Task data:

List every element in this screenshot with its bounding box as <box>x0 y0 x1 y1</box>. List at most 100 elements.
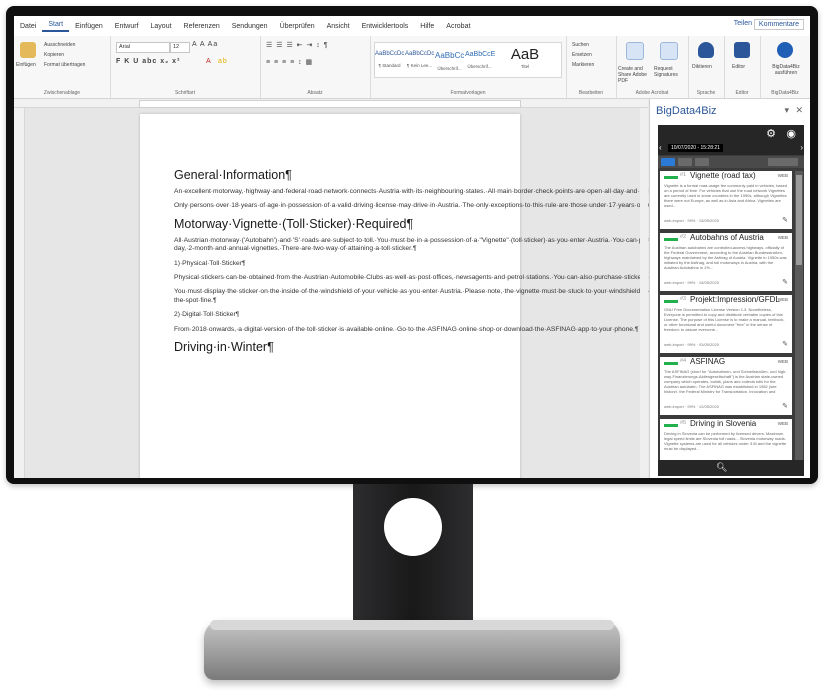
document-content[interactable]: General·Information¶ An·excellent·motorwa… <box>174 168 810 360</box>
font-name-select[interactable]: Arial <box>116 42 170 53</box>
result-title[interactable]: Vignette (road tax) <box>690 171 756 180</box>
filter-web-icon[interactable] <box>678 158 692 166</box>
filter-home-icon[interactable] <box>661 158 675 166</box>
tab-help[interactable]: Hilfe <box>414 23 440 30</box>
result-title[interactable]: Driving in Slovenia <box>690 419 756 428</box>
vertical-ruler[interactable] <box>14 108 25 478</box>
font-color-button[interactable]: A <box>206 58 212 65</box>
edit-icon[interactable]: ✎ <box>782 340 788 348</box>
document-heading[interactable]: General·Information¶ <box>174 168 484 182</box>
paste-button[interactable]: Einfügen <box>16 62 36 68</box>
comments-button[interactable]: Kommentare <box>753 19 804 30</box>
document-paragraph[interactable]: You·must·display·the·sticker·on·the·insi… <box>174 288 810 305</box>
document-paragraph[interactable]: Only·persons·over·18·years·of·age·in·pos… <box>174 202 810 210</box>
gear-icon[interactable]: ⚙ <box>766 127 776 140</box>
tab-design[interactable]: Entwurf <box>109 23 145 30</box>
tab-insert[interactable]: Einfügen <box>69 23 109 30</box>
chevron-right-icon[interactable]: › <box>800 143 803 152</box>
search-icon[interactable]: 🔍︎ <box>716 462 727 473</box>
ribbon-tabs: Datei Start Einfügen Entwurf Layout Refe… <box>14 16 810 36</box>
find-button[interactable]: Suchen <box>572 42 589 48</box>
paste-icon[interactable] <box>20 42 36 58</box>
style-standard[interactable]: AaBbCcDc ¶ Standard <box>375 43 404 77</box>
pane-content: ⚙ ◉ ‹ 10/07/2020 - 15:28:21 › #1 Vignette… <box>658 125 804 477</box>
create-pdf-icon[interactable] <box>626 42 644 60</box>
font-size-buttons[interactable]: A A Aa <box>192 41 218 48</box>
user-icon[interactable]: ◉ <box>786 127 796 140</box>
close-icon[interactable]: ✕ <box>795 105 803 116</box>
document-heading[interactable]: Driving·in·Winter¶ <box>174 340 484 354</box>
share-button[interactable]: Teilen <box>734 20 752 27</box>
chevron-down-icon[interactable]: ▾ <box>784 105 789 116</box>
document-paragraph[interactable]: An·excellent·motorway,·highway·and·feder… <box>174 188 810 196</box>
font-size-select[interactable]: 12 <box>170 42 190 53</box>
document-paragraph[interactable]: 1)·Physical·Toll·Sticker¶ <box>174 260 484 268</box>
tab-view[interactable]: Ansicht <box>321 23 356 30</box>
edit-icon[interactable]: ✎ <box>782 402 788 410</box>
document-heading[interactable]: Motorway·Vignette·(Toll·Sticker)·Require… <box>174 217 484 231</box>
editor-button[interactable]: Editor <box>732 64 745 70</box>
stand-cable-hole <box>384 498 442 556</box>
tab-review[interactable]: Überprüfen <box>274 23 321 30</box>
bigdata-icon[interactable] <box>777 42 793 58</box>
tab-start[interactable]: Start <box>42 21 70 32</box>
edit-icon[interactable]: ✎ <box>782 216 788 224</box>
document-paragraph[interactable]: 2)·Digital·Toll·Sticker¶ <box>174 311 484 319</box>
tab-references[interactable]: Referenzen <box>178 23 226 30</box>
request-signatures-button[interactable]: Request Signatures <box>654 66 688 78</box>
dictate-button[interactable]: Diktieren <box>692 64 712 70</box>
result-number: #1 <box>680 172 687 178</box>
create-pdf-button[interactable]: Create and Share Adobe PDF <box>618 66 652 84</box>
tab-developer[interactable]: Entwicklertools <box>356 23 415 30</box>
copy-button[interactable]: Kopieren <box>44 52 64 58</box>
tab-mailings[interactable]: Sendungen <box>226 23 274 30</box>
bigdata-run-button[interactable]: BigData4Biz ausführen <box>764 64 808 76</box>
result-card[interactable]: #2 Autobahns of Austria WEB The Austrian au… <box>660 233 792 291</box>
document-paragraph[interactable]: From·2018·onwards,·a·digital·version·of·… <box>174 326 638 334</box>
format-painter-button[interactable]: Format übertragen <box>44 62 85 68</box>
tab-acrobat[interactable]: Acrobat <box>440 23 476 30</box>
result-card[interactable]: #1 Vignette (road tax) WEB Vignette is a fo… <box>660 171 792 229</box>
highlight-button[interactable]: ab <box>218 58 228 65</box>
result-title[interactable]: Autobahns of Austria <box>690 233 764 242</box>
result-number: #3 <box>680 296 687 302</box>
result-title[interactable]: Projekt:Impression/GFDL <box>690 295 780 304</box>
acrobat-label: Adobe Acrobat <box>635 90 669 96</box>
request-signatures-icon[interactable] <box>660 42 678 60</box>
format-buttons[interactable]: F K U abc x₂ x² <box>116 58 180 65</box>
style-no-spacing[interactable]: AaBbCcDc ¶ Kein Lee... <box>405 43 434 77</box>
select-button[interactable]: Markieren <box>572 62 594 68</box>
align-buttons[interactable]: ≡ ≡ ≡ ≡ ↕ ▦ <box>266 58 313 66</box>
result-number: #4 <box>680 358 687 364</box>
editor-icon[interactable] <box>734 42 750 58</box>
document-scrollbar[interactable] <box>640 108 648 478</box>
edit-icon[interactable]: ✎ <box>782 278 788 286</box>
source-badge: WEB <box>777 359 788 364</box>
result-card[interactable]: #4 ASFINAG WEB The ASFINAG (short for "Auto… <box>660 357 792 415</box>
relevance-bar <box>664 300 678 303</box>
result-meta: web-import · 99% · 15/05/2020 <box>664 280 719 285</box>
horizontal-ruler[interactable] <box>14 99 648 108</box>
filter-doc-icon[interactable] <box>695 158 709 166</box>
replace-button[interactable]: Ersetzen <box>572 52 592 58</box>
relevance-bar <box>664 238 678 241</box>
tab-file[interactable]: Datei <box>14 23 42 30</box>
result-title[interactable]: ASFINAG <box>690 357 725 366</box>
pane-scrollbar[interactable] <box>795 171 803 461</box>
document-page[interactable]: General·Information¶ An·excellent·motorwa… <box>140 114 810 478</box>
source-badge: WEB <box>777 173 788 178</box>
style-heading2[interactable]: AaBbCcE Überschrif... <box>465 43 495 77</box>
list-buttons[interactable]: ☰ ☰ ☰ ⇤ ⇥ ↕ ¶ <box>266 41 329 49</box>
microphone-icon[interactable] <box>698 42 714 58</box>
filter-bar <box>658 156 804 168</box>
tab-layout[interactable]: Layout <box>145 23 178 30</box>
document-paragraph[interactable]: All·Austrian·motorway·('Autobahn')·and·'… <box>174 237 678 254</box>
chevron-left-icon[interactable]: ‹ <box>659 143 662 152</box>
filter-sort-icon[interactable] <box>768 158 798 166</box>
result-card[interactable]: #3 Projekt:Impression/GFDL WEB GNU Free Doc… <box>660 295 792 353</box>
style-heading1[interactable]: AaBbCc Überschrif... <box>435 43 464 77</box>
cut-button[interactable]: Ausschneiden <box>44 42 75 48</box>
style-title[interactable]: AaB Titel <box>499 43 551 77</box>
ribbon: Einfügen Ausschneiden Kopieren Format üb… <box>14 36 810 99</box>
document-paragraph[interactable]: Physical·stickers·can·be·obtained·from·t… <box>174 274 810 282</box>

To do: Rewrite the records from the line holding "168 810 360</box>" through the line holding "result-title[interactable]: Vignette (road", inclusive, replacing "Arial" with "Calibri" and leaving everything else unchanged. Give only those lines.

Full solution:
document-content[interactable]: General·Information¶ An·excellent·motorwa… <box>174 168 810 360</box>
font-name-select[interactable]: Calibri <box>116 42 170 53</box>
result-title[interactable]: Vignette (road tax) <box>690 171 756 180</box>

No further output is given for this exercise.